## Start Supplied material

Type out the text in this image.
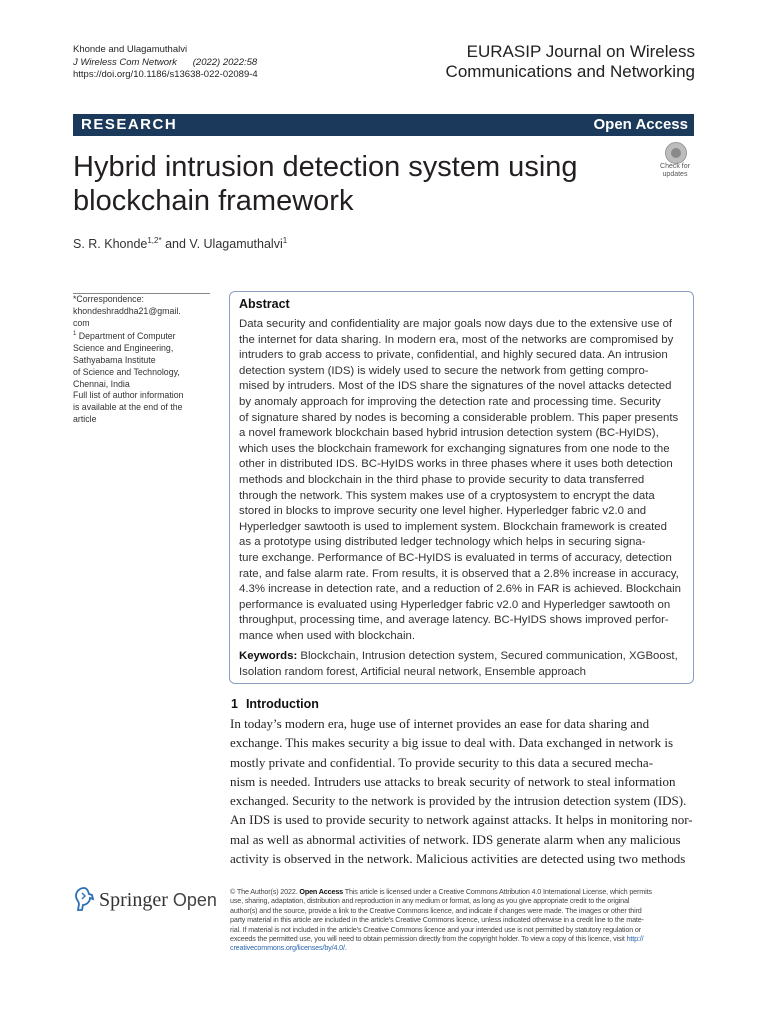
Khonde and Ulagamuthalvi
J Wireless Com Network (2022) 2022:58
https://doi.org/10.1186/s13638-022-02089-4
EURASIP Journal on Wireless
Communications and Networking
RESEARCH	Open Access
Hybrid intrusion detection system using
blockchain framework
Check for
updates
S. R. Khonde$^{1,2*}$ and V. Ulagamuthalvi$^1$
*Correspondence:
khondeshraddha21@gmail.
com
$^1$ Department of Computer
Science and Engineering,
Sathyabama Institute
of Science and Technology,
Chennai, India
Full list of author information
is available at the end of the
article
Abstract
Data security and confidentiality are major goals now days due to the extensive use of
the internet for data sharing. In modern era, most of the networks are compromised by
intruders to grab access to private, confidential, and highly secured data. An intrusion
detection system (IDS) is widely used to secure the network from getting compro-
mised by intruders. Most of the IDS share the signatures of the novel attacks detected
by anomaly approach for improving the detection rate and processing time. Security
of signature shared by nodes is becoming a considerable problem. This paper presents
a novel framework blockchain based hybrid intrusion detection system (BC-HyIDS),
which uses the blockchain framework for exchanging signatures from one node to the
other in distributed IDS. BC-HyIDS works in three phases where it uses both detection
methods and blockchain in the third phase to provide security to data transferred
through the network. This system makes use of a cryptosystem to encrypt the data
stored in blocks to improve security one level higher. Hyperledger fabric v2.0 and
Hyperledger sawtooth is used to implement system. Blockchain framework is created
as a prototype using distributed ledger technology which helps in securing signa-
ture exchange. Performance of BC-HyIDS is evaluated in terms of accuracy, detection
rate, and false alarm rate. From results, it is observed that a 2.8% increase in accuracy,
4.3% increase in detection rate, and a reduction of 2.6% in FAR is achieved. Blockchain
performance is evaluated using Hyperledger fabric v2.0 and Hyperledger sawtooth on
throughput, processing time, and average latency. BC-HyIDS shows improved perfor-
mance when used with blockchain.
Keywords: Blockchain, Intrusion detection system, Secured communication, XGBoost,
Isolation random forest, Artificial neural network, Ensemble approach
1 Introduction
In today’s modern era, huge use of internet provides an ease for data sharing and
exchange. This makes security a big issue to deal with. Data exchanged in network is
mostly private and confidential. To provide security to this data a secured mecha-
nism is needed. Intruders use attacks to break security of network to steal information
exchanged. Security to the network is provided by the intrusion detection system (IDS).
An IDS is used to provide security to network against attacks. It helps in monitoring nor-
mal as well as abnormal activities of network. IDS generate alarm when any malicious
activity is observed in the network. Malicious activities are detected using two methods
Springer Open © The Author(s) 2022. Open Access This article is licensed under a Creative Commons Attribution 4.0 International License, which permits
use, sharing, adaptation, distribution and reproduction in any medium or format, as long as you give appropriate credit to the original
author(s) and the source, provide a link to the Creative Commons licence, and indicate if changes were made. The images or other third
party material in this article are included in the article’s Creative Commons licence, unless indicated otherwise in a credit line to the mate-
rial. If material is not included in the article’s Creative Commons licence and your intended use is not permitted by statutory regulation or
exceeds the permitted use, you will need to obtain permission directly from the copyright holder. To view a copy of this licence, visit http://
creativecommons.org/licenses/by/4.0/.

## End Supplied material

## The problem
Report all lines of the data above that include the string "used".

## Problem solution
detection system (IDS) is widely used to secure the network from getting compro-
Hyperledger sawtooth is used to implement system. Blockchain framework is created
mance when used with blockchain.
An IDS is used to provide security to network against attacks. It helps in monitoring nor-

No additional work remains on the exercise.